Short task
Where a line contains the string "others", copy that line.

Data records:

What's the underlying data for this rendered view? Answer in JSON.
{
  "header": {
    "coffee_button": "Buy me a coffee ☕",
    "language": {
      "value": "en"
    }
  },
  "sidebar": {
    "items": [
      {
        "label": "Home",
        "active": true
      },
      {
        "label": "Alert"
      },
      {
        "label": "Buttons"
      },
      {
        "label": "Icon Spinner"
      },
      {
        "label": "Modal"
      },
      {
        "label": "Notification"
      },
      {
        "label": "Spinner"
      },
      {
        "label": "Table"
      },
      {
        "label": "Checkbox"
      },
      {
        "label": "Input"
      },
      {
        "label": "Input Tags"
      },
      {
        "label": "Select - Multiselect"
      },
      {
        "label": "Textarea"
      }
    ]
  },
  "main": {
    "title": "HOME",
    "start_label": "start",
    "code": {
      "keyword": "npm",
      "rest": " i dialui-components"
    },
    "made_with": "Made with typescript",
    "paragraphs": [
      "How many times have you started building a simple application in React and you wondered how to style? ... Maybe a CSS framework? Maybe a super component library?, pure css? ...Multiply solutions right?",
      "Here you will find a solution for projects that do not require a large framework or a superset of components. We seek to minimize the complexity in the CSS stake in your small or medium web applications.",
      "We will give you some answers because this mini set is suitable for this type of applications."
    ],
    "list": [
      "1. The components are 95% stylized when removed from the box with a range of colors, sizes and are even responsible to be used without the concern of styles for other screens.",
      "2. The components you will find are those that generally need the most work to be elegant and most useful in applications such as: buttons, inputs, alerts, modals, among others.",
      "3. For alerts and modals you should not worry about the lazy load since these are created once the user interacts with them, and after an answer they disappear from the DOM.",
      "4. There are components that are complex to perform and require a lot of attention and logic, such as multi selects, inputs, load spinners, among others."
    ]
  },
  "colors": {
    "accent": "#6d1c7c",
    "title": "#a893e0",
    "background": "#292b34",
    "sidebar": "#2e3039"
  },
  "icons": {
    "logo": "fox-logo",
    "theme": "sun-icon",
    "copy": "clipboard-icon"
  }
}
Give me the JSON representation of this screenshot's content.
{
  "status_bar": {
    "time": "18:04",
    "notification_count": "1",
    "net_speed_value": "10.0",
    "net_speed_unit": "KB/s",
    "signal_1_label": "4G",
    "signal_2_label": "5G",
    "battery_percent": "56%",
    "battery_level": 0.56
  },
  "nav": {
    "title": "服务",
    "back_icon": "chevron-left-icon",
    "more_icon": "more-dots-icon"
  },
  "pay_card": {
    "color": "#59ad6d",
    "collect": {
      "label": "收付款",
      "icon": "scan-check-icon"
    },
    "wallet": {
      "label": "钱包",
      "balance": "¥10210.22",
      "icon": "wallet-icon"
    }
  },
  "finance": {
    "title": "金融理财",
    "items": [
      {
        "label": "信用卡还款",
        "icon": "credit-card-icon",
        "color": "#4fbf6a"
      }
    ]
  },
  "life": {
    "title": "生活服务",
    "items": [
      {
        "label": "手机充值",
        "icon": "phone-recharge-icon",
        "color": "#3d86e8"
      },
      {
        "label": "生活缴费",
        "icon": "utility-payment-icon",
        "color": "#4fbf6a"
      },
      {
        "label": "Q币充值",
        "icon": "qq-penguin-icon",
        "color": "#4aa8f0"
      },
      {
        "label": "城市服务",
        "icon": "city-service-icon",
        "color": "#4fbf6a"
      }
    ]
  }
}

The solution
      "2. The components you will find are those that generally need the most work to be elegant and most useful in applications such as: buttons, inputs, alerts, modals, among others.",
      "4. There are components that are complex to perform and require a lot of attention and logic, such as multi selects, inputs, load spinners, among others."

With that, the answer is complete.